— Begin DATASET ENTRIES —
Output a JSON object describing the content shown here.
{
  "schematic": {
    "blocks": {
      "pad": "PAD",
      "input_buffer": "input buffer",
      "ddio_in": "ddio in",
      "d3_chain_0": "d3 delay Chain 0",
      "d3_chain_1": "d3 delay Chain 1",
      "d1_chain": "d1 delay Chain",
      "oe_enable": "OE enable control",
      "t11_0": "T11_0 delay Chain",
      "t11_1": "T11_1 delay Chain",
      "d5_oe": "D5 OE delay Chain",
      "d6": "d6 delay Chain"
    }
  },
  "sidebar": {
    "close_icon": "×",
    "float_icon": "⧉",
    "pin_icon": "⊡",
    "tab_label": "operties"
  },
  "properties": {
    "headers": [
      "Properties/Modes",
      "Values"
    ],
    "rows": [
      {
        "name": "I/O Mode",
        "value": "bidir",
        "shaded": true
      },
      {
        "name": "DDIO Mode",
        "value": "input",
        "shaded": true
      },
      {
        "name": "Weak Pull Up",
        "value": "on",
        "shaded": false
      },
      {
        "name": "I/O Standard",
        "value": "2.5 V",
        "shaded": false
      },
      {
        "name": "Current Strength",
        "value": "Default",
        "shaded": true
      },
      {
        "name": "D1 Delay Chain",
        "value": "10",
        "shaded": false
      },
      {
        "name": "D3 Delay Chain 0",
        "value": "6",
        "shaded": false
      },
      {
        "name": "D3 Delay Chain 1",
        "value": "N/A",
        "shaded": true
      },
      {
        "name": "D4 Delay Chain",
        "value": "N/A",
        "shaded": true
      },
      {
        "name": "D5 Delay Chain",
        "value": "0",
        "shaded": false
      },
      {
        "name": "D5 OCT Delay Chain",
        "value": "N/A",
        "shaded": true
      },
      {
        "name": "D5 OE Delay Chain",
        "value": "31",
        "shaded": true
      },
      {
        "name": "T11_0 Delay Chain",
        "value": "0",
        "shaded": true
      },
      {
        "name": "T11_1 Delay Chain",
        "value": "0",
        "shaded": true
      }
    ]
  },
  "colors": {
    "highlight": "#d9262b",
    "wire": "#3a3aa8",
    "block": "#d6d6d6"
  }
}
— End DATASET ENTRIES —
WHAT IS NEEDED:
Would you restate each of the entries word for word?

EXERCISE ANSWER:
Output a JSON object describing the content shown here.
{
  "schematic": {
    "blocks": {
      "pad": "PAD",
      "input_buffer": "input buffer",
      "ddio_in": "ddio in",
      "d3_chain_0": "d3 delay Chain 0",
      "d3_chain_1": "d3 delay Chain 1",
      "d1_chain": "d1 delay Chain",
      "oe_enable": "OE enable control",
      "t11_0": "T11_0 delay Chain",
      "t11_1": "T11_1 delay Chain",
      "d5_oe": "D5 OE delay Chain",
      "d6": "d6 delay Chain"
    }
  },
  "sidebar": {
    "close_icon": "×",
    "float_icon": "⧉",
    "pin_icon": "⊡",
    "tab_label": "operties"
  },
  "properties": {
    "headers": [
      "Properties/Modes",
      "Values"
    ],
    "rows": [
      {
        "name": "I/O Mode",
        "value": "bidir",
        "shaded": true
      },
      {
        "name": "DDIO Mode",
        "value": "input",
        "shaded": true
      },
      {
        "name": "Weak Pull Up",
        "value": "on",
        "shaded": false
      },
      {
        "name": "I/O Standard",
        "value": "2.5 V",
        "shaded": false
      },
      {
        "name": "Current Strength",
        "value": "Default",
        "shaded": true
      },
      {
        "name": "D1 Delay Chain",
        "value": "10",
        "shaded": false
      },
      {
        "name": "D3 Delay Chain 0",
        "value": "6",
        "shaded": false
      },
      {
        "name": "D3 Delay Chain 1",
        "value": "N/A",
        "shaded": true
      },
      {
        "name": "D4 Delay Chain",
        "value": "N/A",
        "shaded": true
      },
      {
        "name": "D5 Delay Chain",
        "value": "0",
        "shaded": false
      },
      {
        "name": "D5 OCT Delay Chain",
        "value": "N/A",
        "shaded": true
      },
      {
        "name": "D5 OE Delay Chain",
        "value": "31",
        "shaded": true
      },
      {
        "name": "T11_0 Delay Chain",
        "value": "0",
        "shaded": true
      },
      {
        "name": "T11_1 Delay Chain",
        "value": "0",
        "shaded": true
      }
    ]
  },
  "colors": {
    "highlight": "#d9262b",
    "wire": "#3a3aa8",
    "block": "#d6d6d6"
  }
}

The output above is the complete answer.